• YOUR OBJECTIVE: Transcribe exactly the lines from the one holding "Parse this screenshot: output" to the end of the data below, including both of those lines and no others.

• INFORMATION SHOWN:
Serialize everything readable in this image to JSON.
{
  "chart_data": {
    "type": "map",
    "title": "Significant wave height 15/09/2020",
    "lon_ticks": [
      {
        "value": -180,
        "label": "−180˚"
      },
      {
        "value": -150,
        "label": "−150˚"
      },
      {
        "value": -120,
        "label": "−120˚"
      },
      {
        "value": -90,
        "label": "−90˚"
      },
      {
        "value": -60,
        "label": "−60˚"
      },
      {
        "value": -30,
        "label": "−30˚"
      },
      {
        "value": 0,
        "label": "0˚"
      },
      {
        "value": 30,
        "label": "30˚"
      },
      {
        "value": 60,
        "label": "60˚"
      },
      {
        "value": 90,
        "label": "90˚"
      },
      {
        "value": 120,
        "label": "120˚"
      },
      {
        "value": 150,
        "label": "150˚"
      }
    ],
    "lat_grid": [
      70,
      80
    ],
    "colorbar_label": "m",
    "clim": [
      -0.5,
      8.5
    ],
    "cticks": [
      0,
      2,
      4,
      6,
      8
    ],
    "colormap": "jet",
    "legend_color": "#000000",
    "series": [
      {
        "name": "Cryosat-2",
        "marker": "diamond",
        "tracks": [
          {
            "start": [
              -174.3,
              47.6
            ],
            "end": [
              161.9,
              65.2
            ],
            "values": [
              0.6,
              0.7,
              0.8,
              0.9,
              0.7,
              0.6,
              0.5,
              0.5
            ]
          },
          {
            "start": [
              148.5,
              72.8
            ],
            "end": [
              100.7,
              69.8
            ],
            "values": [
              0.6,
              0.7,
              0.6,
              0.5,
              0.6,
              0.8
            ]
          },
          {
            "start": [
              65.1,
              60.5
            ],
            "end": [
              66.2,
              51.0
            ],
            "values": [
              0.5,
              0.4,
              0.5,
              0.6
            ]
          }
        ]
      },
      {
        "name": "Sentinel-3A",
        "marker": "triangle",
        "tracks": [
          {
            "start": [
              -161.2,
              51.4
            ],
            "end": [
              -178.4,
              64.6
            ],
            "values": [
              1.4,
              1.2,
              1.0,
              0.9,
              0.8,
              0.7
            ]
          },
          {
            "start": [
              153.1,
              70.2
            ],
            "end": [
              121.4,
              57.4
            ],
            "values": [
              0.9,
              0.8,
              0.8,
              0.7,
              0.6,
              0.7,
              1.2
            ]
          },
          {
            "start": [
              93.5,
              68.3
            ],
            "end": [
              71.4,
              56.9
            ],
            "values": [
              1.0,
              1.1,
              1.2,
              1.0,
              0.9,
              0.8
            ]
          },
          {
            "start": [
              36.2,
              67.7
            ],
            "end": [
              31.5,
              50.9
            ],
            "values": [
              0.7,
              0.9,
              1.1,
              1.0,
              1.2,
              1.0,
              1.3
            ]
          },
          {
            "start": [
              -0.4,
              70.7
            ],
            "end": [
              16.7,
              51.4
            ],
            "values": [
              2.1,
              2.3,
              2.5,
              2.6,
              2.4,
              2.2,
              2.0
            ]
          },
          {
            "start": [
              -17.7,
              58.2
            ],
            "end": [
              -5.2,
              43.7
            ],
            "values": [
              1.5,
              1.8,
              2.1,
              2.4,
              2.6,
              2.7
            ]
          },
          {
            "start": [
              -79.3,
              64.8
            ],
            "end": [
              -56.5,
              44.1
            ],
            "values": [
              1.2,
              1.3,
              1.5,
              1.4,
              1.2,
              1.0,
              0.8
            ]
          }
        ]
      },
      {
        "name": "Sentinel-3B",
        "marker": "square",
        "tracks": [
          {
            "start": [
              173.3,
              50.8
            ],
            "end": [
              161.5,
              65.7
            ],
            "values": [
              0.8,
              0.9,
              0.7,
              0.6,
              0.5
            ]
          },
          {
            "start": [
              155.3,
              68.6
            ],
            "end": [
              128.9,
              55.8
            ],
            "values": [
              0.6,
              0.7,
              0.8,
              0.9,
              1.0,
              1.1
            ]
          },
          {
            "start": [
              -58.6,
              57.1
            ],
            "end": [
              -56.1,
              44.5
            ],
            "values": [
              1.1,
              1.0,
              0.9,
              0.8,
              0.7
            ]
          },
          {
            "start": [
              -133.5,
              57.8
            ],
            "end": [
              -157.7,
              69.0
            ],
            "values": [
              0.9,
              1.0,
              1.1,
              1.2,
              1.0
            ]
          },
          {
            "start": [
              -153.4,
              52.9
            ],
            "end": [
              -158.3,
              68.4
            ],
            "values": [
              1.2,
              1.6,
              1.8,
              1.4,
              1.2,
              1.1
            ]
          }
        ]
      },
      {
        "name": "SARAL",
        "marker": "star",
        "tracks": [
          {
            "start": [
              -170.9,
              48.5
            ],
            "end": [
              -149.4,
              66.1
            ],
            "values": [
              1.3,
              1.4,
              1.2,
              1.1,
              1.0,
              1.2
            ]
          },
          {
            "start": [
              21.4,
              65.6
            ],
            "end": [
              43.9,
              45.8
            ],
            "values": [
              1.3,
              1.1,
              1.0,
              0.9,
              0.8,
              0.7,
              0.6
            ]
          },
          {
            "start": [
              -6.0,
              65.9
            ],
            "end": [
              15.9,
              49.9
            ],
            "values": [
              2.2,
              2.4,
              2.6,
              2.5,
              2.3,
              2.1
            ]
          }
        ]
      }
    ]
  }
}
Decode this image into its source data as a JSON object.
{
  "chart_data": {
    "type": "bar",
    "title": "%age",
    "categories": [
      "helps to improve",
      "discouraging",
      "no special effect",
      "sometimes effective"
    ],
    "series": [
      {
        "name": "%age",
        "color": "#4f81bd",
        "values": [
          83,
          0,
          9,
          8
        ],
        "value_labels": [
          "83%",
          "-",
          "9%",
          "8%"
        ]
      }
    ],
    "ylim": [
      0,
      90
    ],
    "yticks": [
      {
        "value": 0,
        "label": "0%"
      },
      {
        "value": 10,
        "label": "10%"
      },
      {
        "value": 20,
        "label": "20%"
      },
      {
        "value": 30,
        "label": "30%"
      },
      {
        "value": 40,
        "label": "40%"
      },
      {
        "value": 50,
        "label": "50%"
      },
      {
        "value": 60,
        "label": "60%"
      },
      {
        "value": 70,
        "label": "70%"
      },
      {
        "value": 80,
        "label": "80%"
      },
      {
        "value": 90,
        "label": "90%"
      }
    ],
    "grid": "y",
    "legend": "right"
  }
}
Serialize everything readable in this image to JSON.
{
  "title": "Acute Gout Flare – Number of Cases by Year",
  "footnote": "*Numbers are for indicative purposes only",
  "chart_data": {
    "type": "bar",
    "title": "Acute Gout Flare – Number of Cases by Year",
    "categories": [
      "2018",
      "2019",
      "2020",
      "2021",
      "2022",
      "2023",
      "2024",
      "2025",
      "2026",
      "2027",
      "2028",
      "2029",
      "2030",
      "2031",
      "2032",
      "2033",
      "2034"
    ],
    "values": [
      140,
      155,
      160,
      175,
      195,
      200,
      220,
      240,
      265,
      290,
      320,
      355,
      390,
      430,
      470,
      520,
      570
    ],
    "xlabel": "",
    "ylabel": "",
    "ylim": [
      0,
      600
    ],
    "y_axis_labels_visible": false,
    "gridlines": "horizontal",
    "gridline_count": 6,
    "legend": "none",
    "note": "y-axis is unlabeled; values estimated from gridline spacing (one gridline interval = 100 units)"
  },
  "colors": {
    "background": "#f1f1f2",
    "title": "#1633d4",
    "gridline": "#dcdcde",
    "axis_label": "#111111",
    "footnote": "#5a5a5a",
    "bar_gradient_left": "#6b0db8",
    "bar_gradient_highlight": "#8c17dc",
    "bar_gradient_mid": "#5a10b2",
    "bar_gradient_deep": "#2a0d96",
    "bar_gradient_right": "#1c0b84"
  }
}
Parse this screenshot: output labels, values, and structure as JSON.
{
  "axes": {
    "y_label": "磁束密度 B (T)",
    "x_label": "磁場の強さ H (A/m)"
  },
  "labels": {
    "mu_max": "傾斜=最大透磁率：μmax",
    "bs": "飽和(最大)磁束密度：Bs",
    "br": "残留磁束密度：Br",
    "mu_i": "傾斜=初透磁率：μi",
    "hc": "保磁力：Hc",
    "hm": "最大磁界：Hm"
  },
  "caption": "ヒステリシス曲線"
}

• TASK RESPONSE:
Parse this screenshot: output labels, values, and structure as JSON.
{
  "axes": {
    "y_label": "磁束密度 B (T)",
    "x_label": "磁場の強さ H (A/m)"
  },
  "labels": {
    "mu_max": "傾斜=最大透磁率：μmax",
    "bs": "飽和(最大)磁束密度：Bs",
    "br": "残留磁束密度：Br",
    "mu_i": "傾斜=初透磁率：μi",
    "hc": "保磁力：Hc",
    "hm": "最大磁界：Hm"
  },
  "caption": "ヒステリシス曲線"
}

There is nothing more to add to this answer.